- _TASK BRIEF_: Copy every line of the following data that includes the string "xlabel".
━━━━━━━━━━
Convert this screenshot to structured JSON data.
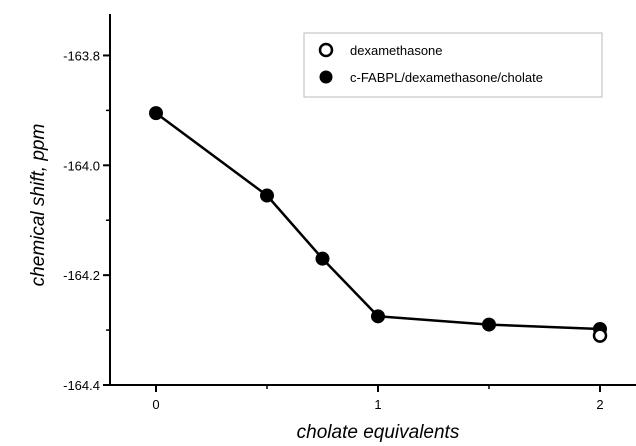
{
  "chart_data": {
    "type": "scatter",
    "title": "",
    "xlabel": "cholate equivalents",
    "ylabel": "chemical shift, ppm",
    "xlim": [
      -0.1,
      2.15
    ],
    "ylim": [
      -164.4,
      -163.75
    ],
    "x_ticks": [
      0,
      1,
      2
    ],
    "x_tick_labels": [
      "0",
      "1",
      "2"
    ],
    "y_ticks": [
      -164.4,
      -164.2,
      -164.0,
      -163.8
    ],
    "y_tick_labels": [
      "-164.4",
      "-164.2",
      "-164.0",
      "-163.8"
    ],
    "y_minor_ticks": [
      -164.3,
      -164.1,
      -163.9
    ],
    "x_minor_ticks": [
      0.5,
      1.5
    ],
    "grid": false,
    "legend_position": "top-right",
    "series": [
      {
        "name": "dexamethasone",
        "marker": "open-circle",
        "line": false,
        "color": "#000000",
        "x": [
          2.0
        ],
        "y": [
          -164.31
        ]
      },
      {
        "name": "c-FABPL/dexamethasone/cholate",
        "marker": "filled-circle",
        "line": true,
        "color": "#000000",
        "x": [
          0,
          0.5,
          0.75,
          1.0,
          1.5,
          2.0
        ],
        "y": [
          -163.905,
          -164.055,
          -164.17,
          -164.275,
          -164.29,
          -164.298
        ]
      }
    ]
  }
}
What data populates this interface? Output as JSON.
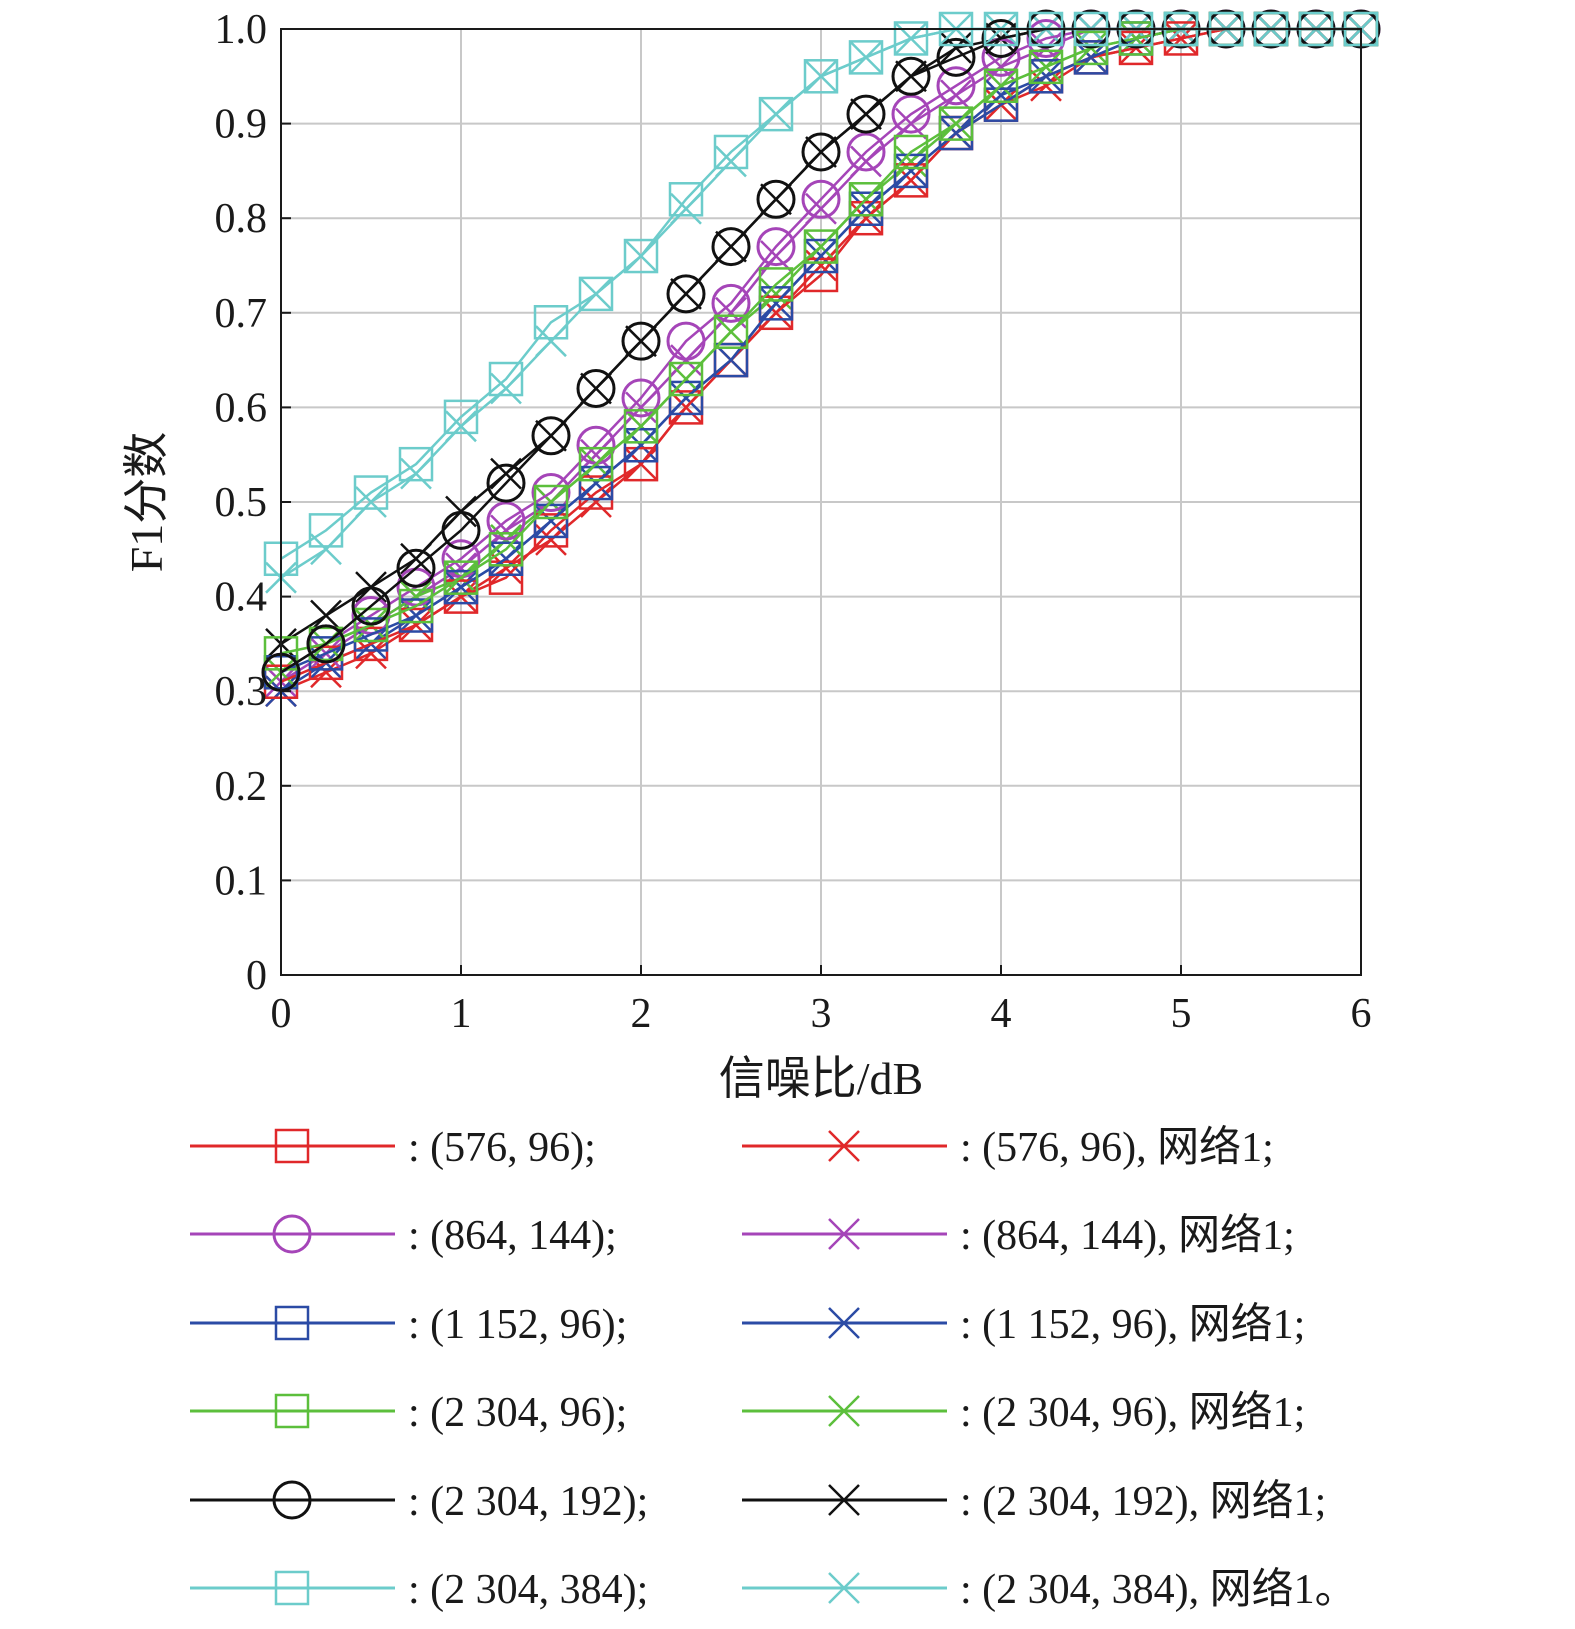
{
  "chart_data": {
    "type": "line",
    "xlabel": "信噪比/dB",
    "ylabel": "F1分数",
    "xlim": [
      0,
      6
    ],
    "ylim": [
      0,
      1.0
    ],
    "x_ticks": [
      "0",
      "1",
      "2",
      "3",
      "4",
      "5",
      "6"
    ],
    "y_ticks": [
      "0",
      "0.1",
      "0.2",
      "0.3",
      "0.4",
      "0.5",
      "0.6",
      "0.7",
      "0.8",
      "0.9",
      "1.0"
    ],
    "grid": true,
    "x": [
      0,
      0.25,
      0.5,
      0.75,
      1,
      1.25,
      1.5,
      1.75,
      2,
      2.25,
      2.5,
      2.75,
      3,
      3.25,
      3.5,
      3.75,
      4,
      4.25,
      4.5,
      4.75,
      5,
      5.25,
      5.5,
      5.75,
      6
    ],
    "series": [
      {
        "name": ": (576, 96);",
        "color": "#e0282a",
        "marker": "square",
        "values": [
          0.31,
          0.33,
          0.35,
          0.37,
          0.4,
          0.42,
          0.47,
          0.51,
          0.54,
          0.6,
          0.65,
          0.7,
          0.74,
          0.8,
          0.84,
          0.89,
          0.92,
          0.95,
          0.97,
          0.98,
          0.99,
          1.0,
          1.0,
          1.0,
          1.0
        ]
      },
      {
        "name": ": (864, 144);",
        "color": "#a545b8",
        "marker": "circle",
        "values": [
          0.32,
          0.35,
          0.38,
          0.41,
          0.44,
          0.48,
          0.51,
          0.56,
          0.61,
          0.67,
          0.71,
          0.77,
          0.82,
          0.87,
          0.91,
          0.94,
          0.97,
          0.99,
          1.0,
          1.0,
          1.0,
          1.0,
          1.0,
          1.0,
          1.0
        ]
      },
      {
        "name": ": (1 152, 96);",
        "color": "#2b4ba5",
        "marker": "square",
        "values": [
          0.32,
          0.34,
          0.36,
          0.38,
          0.41,
          0.44,
          0.48,
          0.52,
          0.56,
          0.61,
          0.65,
          0.71,
          0.76,
          0.81,
          0.85,
          0.89,
          0.92,
          0.95,
          0.97,
          0.99,
          1.0,
          1.0,
          1.0,
          1.0,
          1.0
        ]
      },
      {
        "name": ": (2 304, 96);",
        "color": "#5cbf3c",
        "marker": "square",
        "values": [
          0.34,
          0.35,
          0.37,
          0.39,
          0.42,
          0.45,
          0.5,
          0.54,
          0.58,
          0.63,
          0.68,
          0.73,
          0.77,
          0.82,
          0.87,
          0.9,
          0.94,
          0.96,
          0.98,
          0.99,
          1.0,
          1.0,
          1.0,
          1.0,
          1.0
        ]
      },
      {
        "name": ": (2 304, 192);",
        "color": "#111111",
        "marker": "circle",
        "values": [
          0.32,
          0.35,
          0.39,
          0.43,
          0.47,
          0.52,
          0.57,
          0.62,
          0.67,
          0.72,
          0.77,
          0.82,
          0.87,
          0.91,
          0.95,
          0.97,
          0.99,
          1.0,
          1.0,
          1.0,
          1.0,
          1.0,
          1.0,
          1.0,
          1.0
        ]
      },
      {
        "name": ": (2 304, 384);",
        "color": "#6ccccb",
        "marker": "square",
        "values": [
          0.44,
          0.47,
          0.51,
          0.54,
          0.59,
          0.63,
          0.69,
          0.72,
          0.76,
          0.82,
          0.87,
          0.91,
          0.95,
          0.97,
          0.99,
          1.0,
          1.0,
          1.0,
          1.0,
          1.0,
          1.0,
          1.0,
          1.0,
          1.0,
          1.0
        ]
      },
      {
        "name": ": (576, 96), 网络1;",
        "color": "#e0282a",
        "marker": "x",
        "values": [
          0.3,
          0.32,
          0.34,
          0.37,
          0.4,
          0.43,
          0.46,
          0.5,
          0.54,
          0.6,
          0.65,
          0.7,
          0.75,
          0.8,
          0.84,
          0.89,
          0.92,
          0.94,
          0.97,
          0.98,
          0.99,
          1.0,
          1.0,
          1.0,
          1.0
        ]
      },
      {
        "name": ": (864, 144), 网络1;",
        "color": "#a545b8",
        "marker": "x",
        "values": [
          0.31,
          0.34,
          0.37,
          0.4,
          0.43,
          0.47,
          0.5,
          0.55,
          0.6,
          0.65,
          0.7,
          0.76,
          0.81,
          0.86,
          0.9,
          0.93,
          0.96,
          0.98,
          1.0,
          1.0,
          1.0,
          1.0,
          1.0,
          1.0,
          1.0
        ]
      },
      {
        "name": ": (1 152, 96), 网络1;",
        "color": "#2b4ba5",
        "marker": "x",
        "values": [
          0.3,
          0.33,
          0.35,
          0.38,
          0.41,
          0.44,
          0.48,
          0.52,
          0.56,
          0.61,
          0.65,
          0.71,
          0.76,
          0.81,
          0.85,
          0.89,
          0.93,
          0.95,
          0.97,
          0.99,
          1.0,
          1.0,
          1.0,
          1.0,
          1.0
        ]
      },
      {
        "name": ": (2 304, 96), 网络1;",
        "color": "#5cbf3c",
        "marker": "x",
        "values": [
          0.32,
          0.35,
          0.37,
          0.4,
          0.42,
          0.46,
          0.5,
          0.54,
          0.58,
          0.63,
          0.68,
          0.72,
          0.77,
          0.82,
          0.86,
          0.9,
          0.94,
          0.96,
          0.98,
          0.99,
          1.0,
          1.0,
          1.0,
          1.0,
          1.0
        ]
      },
      {
        "name": ": (2 304, 192), 网络1;",
        "color": "#111111",
        "marker": "x",
        "values": [
          0.35,
          0.38,
          0.41,
          0.44,
          0.49,
          0.53,
          0.57,
          0.62,
          0.67,
          0.72,
          0.77,
          0.82,
          0.87,
          0.91,
          0.95,
          0.98,
          0.99,
          1.0,
          1.0,
          1.0,
          1.0,
          1.0,
          1.0,
          1.0,
          1.0
        ]
      },
      {
        "name": ": (2 304, 384), 网络1。",
        "color": "#6ccccb",
        "marker": "x",
        "values": [
          0.42,
          0.45,
          0.5,
          0.53,
          0.58,
          0.62,
          0.67,
          0.72,
          0.76,
          0.81,
          0.86,
          0.91,
          0.95,
          0.97,
          0.99,
          1.0,
          1.0,
          1.0,
          1.0,
          1.0,
          1.0,
          1.0,
          1.0,
          1.0,
          1.0
        ]
      }
    ],
    "legend": {
      "placement": "bottom",
      "columns": 2
    }
  }
}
━━━━━━━━━━
- _SOLUTION TO THE PROBLEM_:
    "xlabel": "cholate equivalents",
    "xlabel": "信噪比/dB",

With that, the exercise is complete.